- _ENTRIES SUPPLIED_
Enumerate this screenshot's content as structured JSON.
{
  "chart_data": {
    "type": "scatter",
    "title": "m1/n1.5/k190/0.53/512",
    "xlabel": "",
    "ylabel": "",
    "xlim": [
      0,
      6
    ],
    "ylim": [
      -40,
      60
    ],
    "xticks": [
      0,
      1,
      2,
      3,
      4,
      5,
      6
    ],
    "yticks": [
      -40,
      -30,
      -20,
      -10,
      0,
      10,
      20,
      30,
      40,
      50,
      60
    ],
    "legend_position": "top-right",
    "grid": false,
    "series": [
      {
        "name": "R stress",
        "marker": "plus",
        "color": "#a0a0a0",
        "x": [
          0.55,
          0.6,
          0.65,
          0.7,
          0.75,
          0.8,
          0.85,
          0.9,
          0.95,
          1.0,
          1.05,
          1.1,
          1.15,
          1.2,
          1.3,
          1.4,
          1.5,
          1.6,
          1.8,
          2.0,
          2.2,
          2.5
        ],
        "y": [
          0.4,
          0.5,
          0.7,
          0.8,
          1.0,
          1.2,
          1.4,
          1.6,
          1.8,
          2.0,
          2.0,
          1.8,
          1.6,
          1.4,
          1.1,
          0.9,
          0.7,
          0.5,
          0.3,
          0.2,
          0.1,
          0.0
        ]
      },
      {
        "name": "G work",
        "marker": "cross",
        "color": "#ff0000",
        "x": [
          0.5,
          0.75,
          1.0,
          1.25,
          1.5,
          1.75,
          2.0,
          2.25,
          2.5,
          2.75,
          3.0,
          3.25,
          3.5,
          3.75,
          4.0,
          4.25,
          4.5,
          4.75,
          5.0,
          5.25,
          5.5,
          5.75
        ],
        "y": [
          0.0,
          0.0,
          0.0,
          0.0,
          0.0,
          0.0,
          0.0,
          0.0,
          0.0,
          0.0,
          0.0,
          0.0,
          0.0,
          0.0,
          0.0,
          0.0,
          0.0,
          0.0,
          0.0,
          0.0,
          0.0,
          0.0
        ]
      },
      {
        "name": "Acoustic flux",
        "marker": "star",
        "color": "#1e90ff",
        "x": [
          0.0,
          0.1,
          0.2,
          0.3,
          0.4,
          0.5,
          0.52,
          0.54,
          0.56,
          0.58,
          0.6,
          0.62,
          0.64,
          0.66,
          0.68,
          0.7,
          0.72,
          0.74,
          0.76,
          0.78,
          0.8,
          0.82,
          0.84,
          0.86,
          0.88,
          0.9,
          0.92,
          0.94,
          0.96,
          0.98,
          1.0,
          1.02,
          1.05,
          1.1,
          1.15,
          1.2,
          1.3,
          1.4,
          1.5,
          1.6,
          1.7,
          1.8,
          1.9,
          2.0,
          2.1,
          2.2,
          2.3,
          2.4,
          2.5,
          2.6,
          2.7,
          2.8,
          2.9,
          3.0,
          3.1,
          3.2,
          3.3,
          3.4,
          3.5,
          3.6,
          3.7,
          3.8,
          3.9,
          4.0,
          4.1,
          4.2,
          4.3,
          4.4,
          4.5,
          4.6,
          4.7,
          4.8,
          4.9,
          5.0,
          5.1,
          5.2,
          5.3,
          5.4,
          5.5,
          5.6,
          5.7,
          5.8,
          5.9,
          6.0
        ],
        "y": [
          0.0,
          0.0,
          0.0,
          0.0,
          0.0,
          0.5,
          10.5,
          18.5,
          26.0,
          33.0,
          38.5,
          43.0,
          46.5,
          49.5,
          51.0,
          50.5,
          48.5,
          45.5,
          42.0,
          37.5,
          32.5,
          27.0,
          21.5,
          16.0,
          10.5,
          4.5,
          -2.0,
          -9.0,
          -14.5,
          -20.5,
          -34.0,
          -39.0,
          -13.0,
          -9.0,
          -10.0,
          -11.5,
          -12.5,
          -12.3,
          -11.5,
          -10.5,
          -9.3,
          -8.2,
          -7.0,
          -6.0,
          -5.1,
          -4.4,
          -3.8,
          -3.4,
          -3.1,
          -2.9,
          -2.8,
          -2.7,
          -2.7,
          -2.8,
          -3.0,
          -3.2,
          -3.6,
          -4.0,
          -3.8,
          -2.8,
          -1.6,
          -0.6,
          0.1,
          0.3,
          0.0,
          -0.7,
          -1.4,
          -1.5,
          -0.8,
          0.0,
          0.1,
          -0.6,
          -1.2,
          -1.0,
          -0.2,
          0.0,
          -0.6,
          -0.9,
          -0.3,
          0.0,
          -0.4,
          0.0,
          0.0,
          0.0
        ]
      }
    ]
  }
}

- _TASK REQUIREMENTS_
Look through the listing and extract every line with "color" in it.

- _CORRECT OUTPUT_
        "color": "#a0a0a0",
        "color": "#ff0000",
        "color": "#1e90ff",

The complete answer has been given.